_What this task involves_
Output the records exactly as they appear, with no pictures included.

_Provided records_
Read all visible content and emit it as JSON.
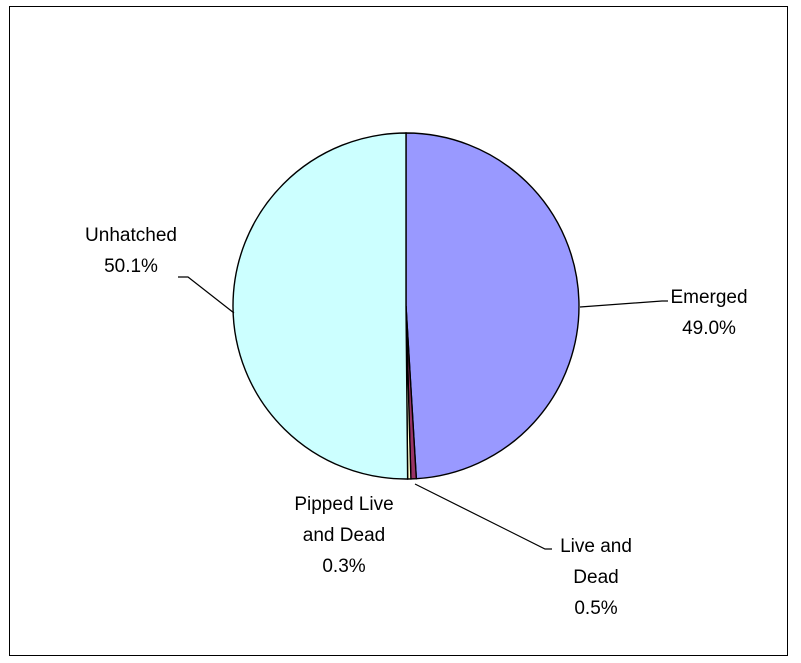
{
  "chart_data": {
    "type": "pie",
    "title": "",
    "slices": [
      {
        "label": [
          "Emerged"
        ],
        "percent_label": "49.0%",
        "value": 49.0,
        "color": "#9999ff"
      },
      {
        "label": [
          "Live and",
          "Dead"
        ],
        "percent_label": "0.5%",
        "value": 0.5,
        "color": "#993366"
      },
      {
        "label": [
          "Pipped Live",
          "and Dead"
        ],
        "percent_label": "0.3%",
        "value": 0.3,
        "color": "#ffffcc"
      },
      {
        "label": [
          "Unhatched"
        ],
        "percent_label": "50.1%",
        "value": 50.1,
        "color": "#ccffff"
      }
    ],
    "legend": "none",
    "start_angle": "12 o'clock",
    "direction": "clockwise"
  }
}
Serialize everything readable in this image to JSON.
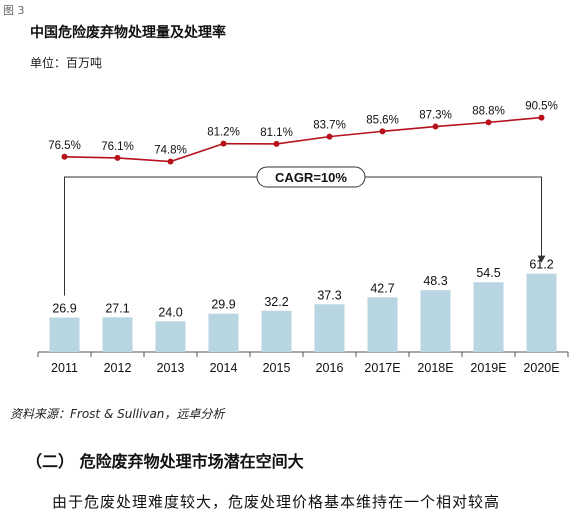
{
  "figure_label": "图 3",
  "unit_label": "单位：百万吨",
  "source": "资料来源：Frost & Sullivan，远卓分析",
  "section_heading": "（二）  危险废弃物处理市场潜在空间大",
  "body_text": "由于危废处理难度较大，危废处理价格基本维持在一个相对较高",
  "colors": {
    "bar": "#b8d5e2",
    "line": "#b5121b",
    "axis": "#555555",
    "annotation": "#333333"
  },
  "chart_data": {
    "type": "bar+line",
    "title": "中国危险废弃物处理量及处理率",
    "categories": [
      "2011",
      "2012",
      "2013",
      "2014",
      "2015",
      "2016",
      "2017E",
      "2018E",
      "2019E",
      "2020E"
    ],
    "series": [
      {
        "type": "bar",
        "values": [
          26.9,
          27.1,
          24.0,
          29.9,
          32.2,
          37.3,
          42.7,
          48.3,
          54.5,
          61.2
        ],
        "labels": [
          "26.9",
          "27.1",
          "24.0",
          "29.9",
          "32.2",
          "37.3",
          "42.7",
          "48.3",
          "54.5",
          "61.2"
        ]
      },
      {
        "type": "line",
        "values": [
          76.5,
          76.1,
          74.8,
          81.2,
          81.1,
          83.7,
          85.6,
          87.3,
          88.8,
          90.5
        ],
        "labels": [
          "76.5%",
          "76.1%",
          "74.8%",
          "81.2%",
          "81.1%",
          "83.7%",
          "85.6%",
          "87.3%",
          "88.8%",
          "90.5%"
        ]
      }
    ],
    "annotation": "CAGR=10%",
    "bar_ylim": [
      0,
      80
    ],
    "line_ylim": [
      70,
      100
    ],
    "grid": false,
    "legend": "none"
  }
}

_Exercise answer_
Read all visible content and emit it as JSON.
{
  "chart_data": {
    "type": "pie",
    "title": "",
    "slices": [
      {
        "label": [
          "Emerged"
        ],
        "percent_label": "49.0%",
        "value": 49.0,
        "color": "#9999ff"
      },
      {
        "label": [
          "Live and",
          "Dead"
        ],
        "percent_label": "0.5%",
        "value": 0.5,
        "color": "#993366"
      },
      {
        "label": [
          "Pipped Live",
          "and Dead"
        ],
        "percent_label": "0.3%",
        "value": 0.3,
        "color": "#ffffcc"
      },
      {
        "label": [
          "Unhatched"
        ],
        "percent_label": "50.1%",
        "value": 50.1,
        "color": "#ccffff"
      }
    ],
    "legend": "none",
    "start_angle": "12 o'clock",
    "direction": "clockwise"
  }
}
Serialize everything readable in this image to JSON.
{
  "figure_label": "图 3",
  "unit_label": "单位：百万吨",
  "source": "资料来源：Frost & Sullivan，远卓分析",
  "section_heading": "（二）  危险废弃物处理市场潜在空间大",
  "body_text": "由于危废处理难度较大，危废处理价格基本维持在一个相对较高",
  "colors": {
    "bar": "#b8d5e2",
    "line": "#b5121b",
    "axis": "#555555",
    "annotation": "#333333"
  },
  "chart_data": {
    "type": "bar+line",
    "title": "中国危险废弃物处理量及处理率",
    "categories": [
      "2011",
      "2012",
      "2013",
      "2014",
      "2015",
      "2016",
      "2017E",
      "2018E",
      "2019E",
      "2020E"
    ],
    "series": [
      {
        "type": "bar",
        "values": [
          26.9,
          27.1,
          24.0,
          29.9,
          32.2,
          37.3,
          42.7,
          48.3,
          54.5,
          61.2
        ],
        "labels": [
          "26.9",
          "27.1",
          "24.0",
          "29.9",
          "32.2",
          "37.3",
          "42.7",
          "48.3",
          "54.5",
          "61.2"
        ]
      },
      {
        "type": "line",
        "values": [
          76.5,
          76.1,
          74.8,
          81.2,
          81.1,
          83.7,
          85.6,
          87.3,
          88.8,
          90.5
        ],
        "labels": [
          "76.5%",
          "76.1%",
          "74.8%",
          "81.2%",
          "81.1%",
          "83.7%",
          "85.6%",
          "87.3%",
          "88.8%",
          "90.5%"
        ]
      }
    ],
    "annotation": "CAGR=10%",
    "bar_ylim": [
      0,
      80
    ],
    "line_ylim": [
      70,
      100
    ],
    "grid": false,
    "legend": "none"
  }
}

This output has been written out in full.